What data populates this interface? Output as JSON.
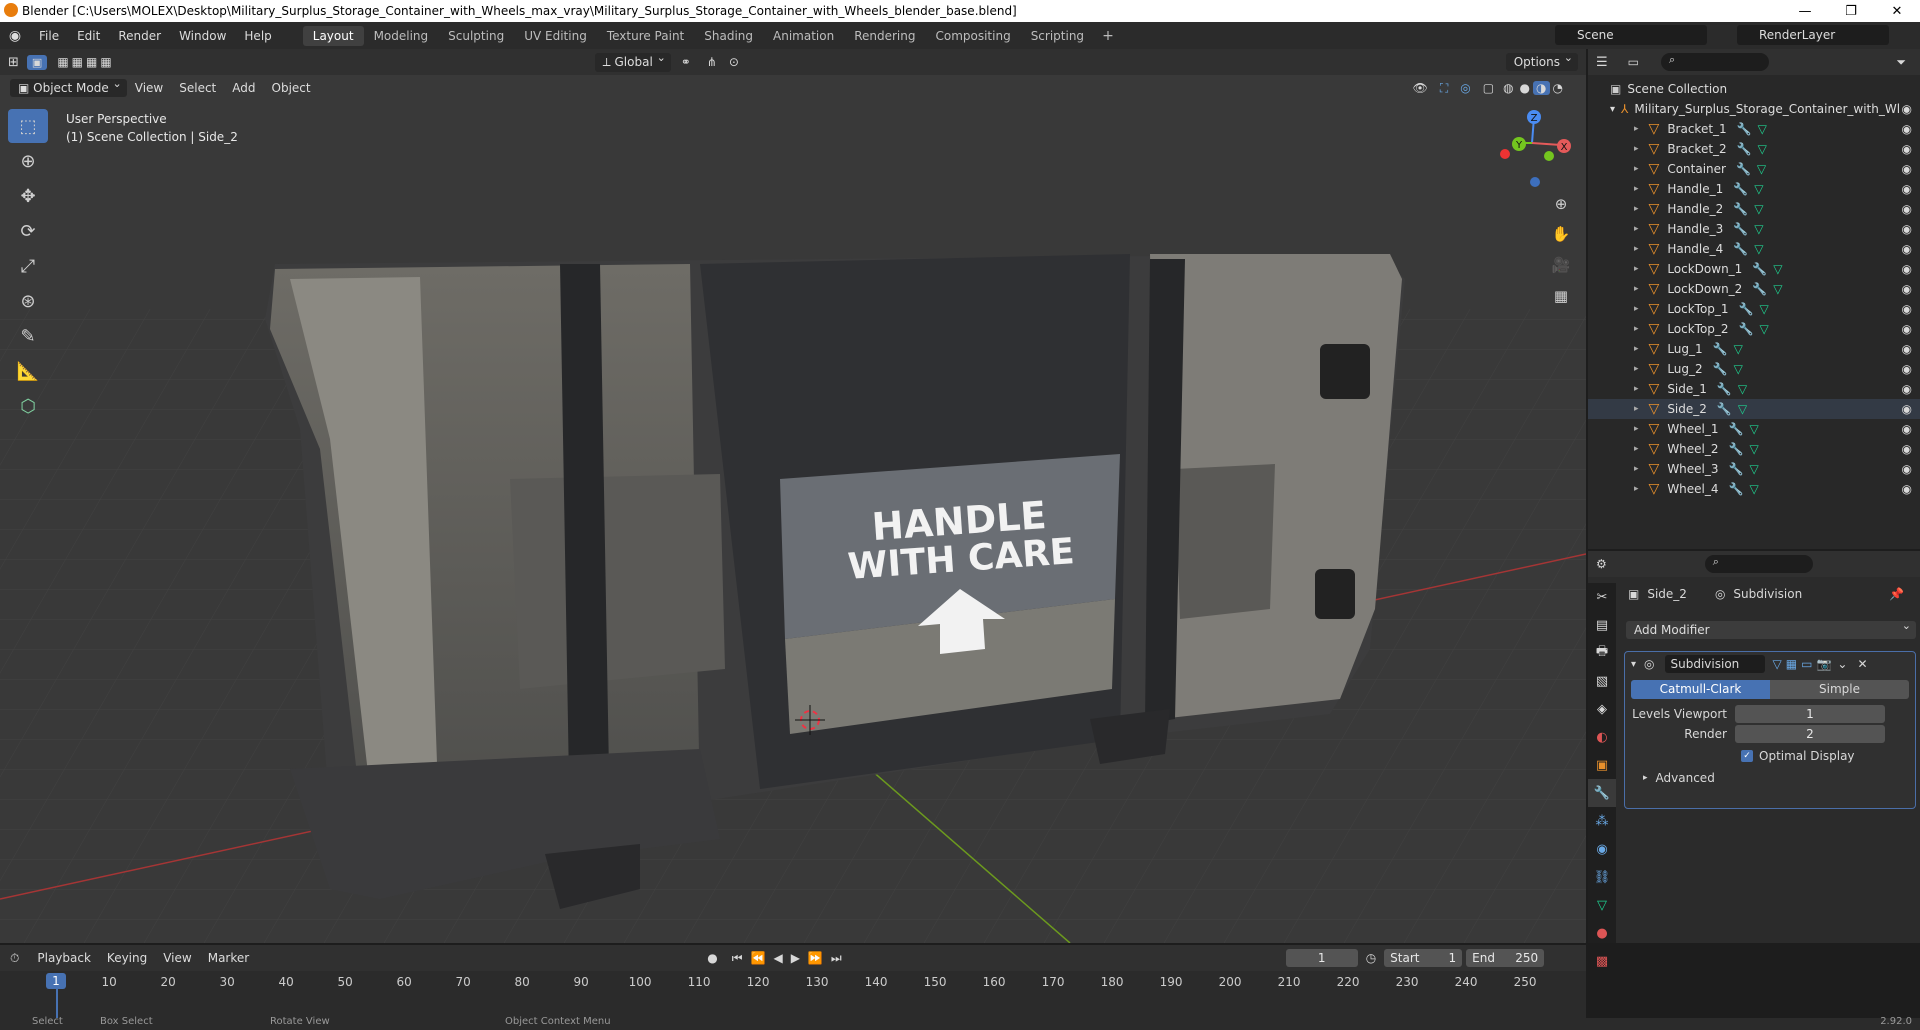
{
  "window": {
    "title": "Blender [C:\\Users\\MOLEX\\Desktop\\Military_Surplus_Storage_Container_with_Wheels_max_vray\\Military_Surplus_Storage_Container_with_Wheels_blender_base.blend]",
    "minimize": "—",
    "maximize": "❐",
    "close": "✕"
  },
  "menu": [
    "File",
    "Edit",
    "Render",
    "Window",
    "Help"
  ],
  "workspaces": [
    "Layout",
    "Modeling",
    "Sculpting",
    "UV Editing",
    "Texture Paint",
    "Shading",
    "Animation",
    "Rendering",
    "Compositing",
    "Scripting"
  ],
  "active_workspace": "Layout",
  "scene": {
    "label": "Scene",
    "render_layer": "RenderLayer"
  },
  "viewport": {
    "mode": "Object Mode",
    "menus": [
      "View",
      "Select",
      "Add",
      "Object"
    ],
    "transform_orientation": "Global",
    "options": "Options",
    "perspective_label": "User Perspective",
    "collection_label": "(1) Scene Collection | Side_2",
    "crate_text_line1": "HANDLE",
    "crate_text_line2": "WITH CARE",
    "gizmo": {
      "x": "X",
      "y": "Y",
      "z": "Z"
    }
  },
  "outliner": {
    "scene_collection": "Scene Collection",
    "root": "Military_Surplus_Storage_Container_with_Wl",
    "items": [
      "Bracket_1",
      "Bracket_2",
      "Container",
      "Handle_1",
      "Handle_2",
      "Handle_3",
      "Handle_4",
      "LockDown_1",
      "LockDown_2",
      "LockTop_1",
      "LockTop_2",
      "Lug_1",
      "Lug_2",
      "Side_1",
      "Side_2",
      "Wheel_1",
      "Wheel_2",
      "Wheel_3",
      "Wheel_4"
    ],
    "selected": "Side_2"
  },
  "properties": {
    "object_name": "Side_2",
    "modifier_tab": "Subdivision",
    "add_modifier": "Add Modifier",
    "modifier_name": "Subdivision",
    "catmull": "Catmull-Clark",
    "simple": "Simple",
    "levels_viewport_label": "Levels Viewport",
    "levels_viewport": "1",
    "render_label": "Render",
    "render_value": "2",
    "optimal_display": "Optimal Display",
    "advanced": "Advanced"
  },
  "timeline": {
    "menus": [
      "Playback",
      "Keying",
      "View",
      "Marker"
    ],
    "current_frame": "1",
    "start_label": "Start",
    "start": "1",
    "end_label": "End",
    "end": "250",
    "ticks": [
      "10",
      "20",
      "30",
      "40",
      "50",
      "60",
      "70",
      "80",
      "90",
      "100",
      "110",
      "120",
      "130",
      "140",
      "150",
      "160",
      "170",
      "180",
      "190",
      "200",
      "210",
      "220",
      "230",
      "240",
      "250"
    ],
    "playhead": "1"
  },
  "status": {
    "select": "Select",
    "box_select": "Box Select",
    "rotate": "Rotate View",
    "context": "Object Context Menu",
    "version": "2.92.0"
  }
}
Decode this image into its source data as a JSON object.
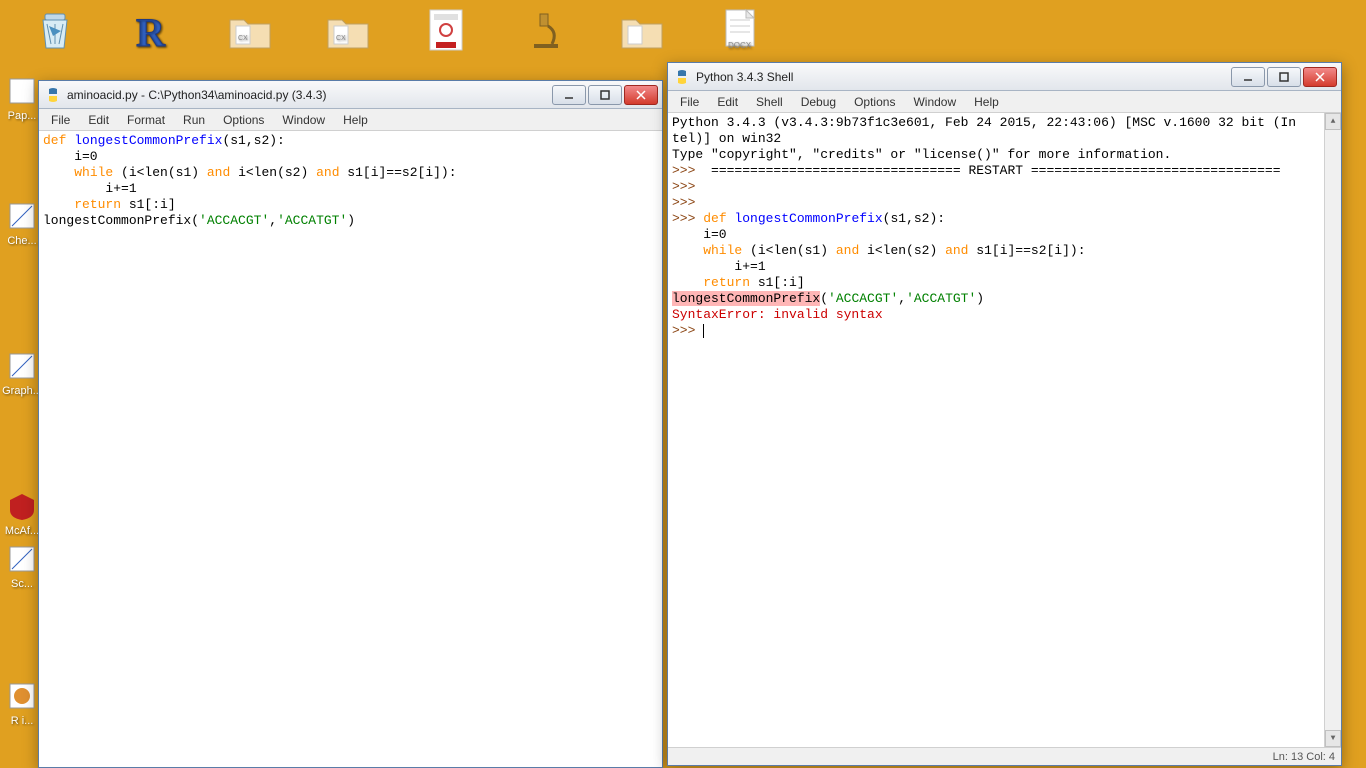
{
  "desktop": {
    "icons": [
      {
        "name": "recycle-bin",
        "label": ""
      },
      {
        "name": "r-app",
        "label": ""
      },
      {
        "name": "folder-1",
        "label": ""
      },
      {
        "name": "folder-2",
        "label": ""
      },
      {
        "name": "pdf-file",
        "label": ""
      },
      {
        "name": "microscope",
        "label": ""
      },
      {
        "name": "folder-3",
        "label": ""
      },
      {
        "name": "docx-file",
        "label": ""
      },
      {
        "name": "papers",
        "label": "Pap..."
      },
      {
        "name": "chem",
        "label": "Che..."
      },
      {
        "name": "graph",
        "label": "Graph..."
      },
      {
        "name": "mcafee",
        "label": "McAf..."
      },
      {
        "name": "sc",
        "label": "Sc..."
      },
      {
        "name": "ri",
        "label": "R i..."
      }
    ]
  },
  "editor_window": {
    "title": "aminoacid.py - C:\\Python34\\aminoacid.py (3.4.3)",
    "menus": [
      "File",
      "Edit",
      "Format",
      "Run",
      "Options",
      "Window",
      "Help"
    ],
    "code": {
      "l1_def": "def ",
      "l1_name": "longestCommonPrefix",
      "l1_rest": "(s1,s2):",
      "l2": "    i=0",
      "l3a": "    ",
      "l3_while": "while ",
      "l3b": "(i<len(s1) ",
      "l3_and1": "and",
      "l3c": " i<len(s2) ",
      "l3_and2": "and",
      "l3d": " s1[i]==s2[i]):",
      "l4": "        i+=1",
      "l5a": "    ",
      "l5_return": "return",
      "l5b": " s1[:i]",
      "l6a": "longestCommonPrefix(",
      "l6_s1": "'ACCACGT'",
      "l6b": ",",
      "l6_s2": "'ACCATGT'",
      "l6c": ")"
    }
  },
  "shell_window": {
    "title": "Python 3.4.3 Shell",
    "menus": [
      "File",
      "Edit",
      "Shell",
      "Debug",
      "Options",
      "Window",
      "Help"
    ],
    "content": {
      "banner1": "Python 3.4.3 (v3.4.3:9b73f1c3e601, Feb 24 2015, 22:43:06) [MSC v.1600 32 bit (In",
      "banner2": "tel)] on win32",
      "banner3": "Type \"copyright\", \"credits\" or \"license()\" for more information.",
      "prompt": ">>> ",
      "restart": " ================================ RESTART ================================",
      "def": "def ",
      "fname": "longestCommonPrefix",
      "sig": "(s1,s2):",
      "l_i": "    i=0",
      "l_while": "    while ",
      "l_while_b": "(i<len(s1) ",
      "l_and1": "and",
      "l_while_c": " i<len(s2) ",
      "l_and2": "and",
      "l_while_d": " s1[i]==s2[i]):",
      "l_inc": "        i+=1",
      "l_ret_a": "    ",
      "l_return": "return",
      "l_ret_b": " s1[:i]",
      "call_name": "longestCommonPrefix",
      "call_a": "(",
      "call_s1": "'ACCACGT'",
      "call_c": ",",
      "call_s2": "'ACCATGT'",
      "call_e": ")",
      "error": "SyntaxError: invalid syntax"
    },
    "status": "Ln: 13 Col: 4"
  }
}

=====

§ **WHAT THE TASK ASKS**
Print the entries above exactly, taking out only the pictures.

§ **WRITTEN RESPONSE**
What data populates this interface? Output as JSON.
{
  "window": {
    "title": "Blender [C:\\Users\\MOLEX\\Desktop\\Military_Surplus_Storage_Container_with_Wheels_max_vray\\Military_Surplus_Storage_Container_with_Wheels_blender_base.blend]",
    "minimize": "—",
    "maximize": "❐",
    "close": "✕"
  },
  "menu": [
    "File",
    "Edit",
    "Render",
    "Window",
    "Help"
  ],
  "workspaces": [
    "Layout",
    "Modeling",
    "Sculpting",
    "UV Editing",
    "Texture Paint",
    "Shading",
    "Animation",
    "Rendering",
    "Compositing",
    "Scripting"
  ],
  "active_workspace": "Layout",
  "scene": {
    "label": "Scene",
    "render_layer": "RenderLayer"
  },
  "viewport": {
    "mode": "Object Mode",
    "menus": [
      "View",
      "Select",
      "Add",
      "Object"
    ],
    "transform_orientation": "Global",
    "options": "Options",
    "perspective_label": "User Perspective",
    "collection_label": "(1) Scene Collection | Side_2",
    "crate_text_line1": "HANDLE",
    "crate_text_line2": "WITH CARE",
    "gizmo": {
      "x": "X",
      "y": "Y",
      "z": "Z"
    }
  },
  "outliner": {
    "scene_collection": "Scene Collection",
    "root": "Military_Surplus_Storage_Container_with_Wl",
    "items": [
      "Bracket_1",
      "Bracket_2",
      "Container",
      "Handle_1",
      "Handle_2",
      "Handle_3",
      "Handle_4",
      "LockDown_1",
      "LockDown_2",
      "LockTop_1",
      "LockTop_2",
      "Lug_1",
      "Lug_2",
      "Side_1",
      "Side_2",
      "Wheel_1",
      "Wheel_2",
      "Wheel_3",
      "Wheel_4"
    ],
    "selected": "Side_2"
  },
  "properties": {
    "object_name": "Side_2",
    "modifier_tab": "Subdivision",
    "add_modifier": "Add Modifier",
    "modifier_name": "Subdivision",
    "catmull": "Catmull-Clark",
    "simple": "Simple",
    "levels_viewport_label": "Levels Viewport",
    "levels_viewport": "1",
    "render_label": "Render",
    "render_value": "2",
    "optimal_display": "Optimal Display",
    "advanced": "Advanced"
  },
  "timeline": {
    "menus": [
      "Playback",
      "Keying",
      "View",
      "Marker"
    ],
    "current_frame": "1",
    "start_label": "Start",
    "start": "1",
    "end_label": "End",
    "end": "250",
    "ticks": [
      "10",
      "20",
      "30",
      "40",
      "50",
      "60",
      "70",
      "80",
      "90",
      "100",
      "110",
      "120",
      "130",
      "140",
      "150",
      "160",
      "170",
      "180",
      "190",
      "200",
      "210",
      "220",
      "230",
      "240",
      "250"
    ],
    "playhead": "1"
  },
  "status": {
    "select": "Select",
    "box_select": "Box Select",
    "rotate": "Rotate View",
    "context": "Object Context Menu",
    "version": "2.92.0"
  }
}
Decode this image into its source data as a JSON object.
{
  "desktop": {
    "icons": [
      {
        "name": "recycle-bin",
        "label": ""
      },
      {
        "name": "r-app",
        "label": ""
      },
      {
        "name": "folder-1",
        "label": ""
      },
      {
        "name": "folder-2",
        "label": ""
      },
      {
        "name": "pdf-file",
        "label": ""
      },
      {
        "name": "microscope",
        "label": ""
      },
      {
        "name": "folder-3",
        "label": ""
      },
      {
        "name": "docx-file",
        "label": ""
      },
      {
        "name": "papers",
        "label": "Pap..."
      },
      {
        "name": "chem",
        "label": "Che..."
      },
      {
        "name": "graph",
        "label": "Graph..."
      },
      {
        "name": "mcafee",
        "label": "McAf..."
      },
      {
        "name": "sc",
        "label": "Sc..."
      },
      {
        "name": "ri",
        "label": "R i..."
      }
    ]
  },
  "editor_window": {
    "title": "aminoacid.py - C:\\Python34\\aminoacid.py (3.4.3)",
    "menus": [
      "File",
      "Edit",
      "Format",
      "Run",
      "Options",
      "Window",
      "Help"
    ],
    "code": {
      "l1_def": "def ",
      "l1_name": "longestCommonPrefix",
      "l1_rest": "(s1,s2):",
      "l2": "    i=0",
      "l3a": "    ",
      "l3_while": "while ",
      "l3b": "(i<len(s1) ",
      "l3_and1": "and",
      "l3c": " i<len(s2) ",
      "l3_and2": "and",
      "l3d": " s1[i]==s2[i]):",
      "l4": "        i+=1",
      "l5a": "    ",
      "l5_return": "return",
      "l5b": " s1[:i]",
      "l6a": "longestCommonPrefix(",
      "l6_s1": "'ACCACGT'",
      "l6b": ",",
      "l6_s2": "'ACCATGT'",
      "l6c": ")"
    }
  },
  "shell_window": {
    "title": "Python 3.4.3 Shell",
    "menus": [
      "File",
      "Edit",
      "Shell",
      "Debug",
      "Options",
      "Window",
      "Help"
    ],
    "content": {
      "banner1": "Python 3.4.3 (v3.4.3:9b73f1c3e601, Feb 24 2015, 22:43:06) [MSC v.1600 32 bit (In",
      "banner2": "tel)] on win32",
      "banner3": "Type \"copyright\", \"credits\" or \"license()\" for more information.",
      "prompt": ">>> ",
      "restart": " ================================ RESTART ================================",
      "def": "def ",
      "fname": "longestCommonPrefix",
      "sig": "(s1,s2):",
      "l_i": "    i=0",
      "l_while": "    while ",
      "l_while_b": "(i<len(s1) ",
      "l_and1": "and",
      "l_while_c": " i<len(s2) ",
      "l_and2": "and",
      "l_while_d": " s1[i]==s2[i]):",
      "l_inc": "        i+=1",
      "l_ret_a": "    ",
      "l_return": "return",
      "l_ret_b": " s1[:i]",
      "call_name": "longestCommonPrefix",
      "call_a": "(",
      "call_s1": "'ACCACGT'",
      "call_c": ",",
      "call_s2": "'ACCATGT'",
      "call_e": ")",
      "error": "SyntaxError: invalid syntax"
    },
    "status": "Ln: 13 Col: 4"
  }
}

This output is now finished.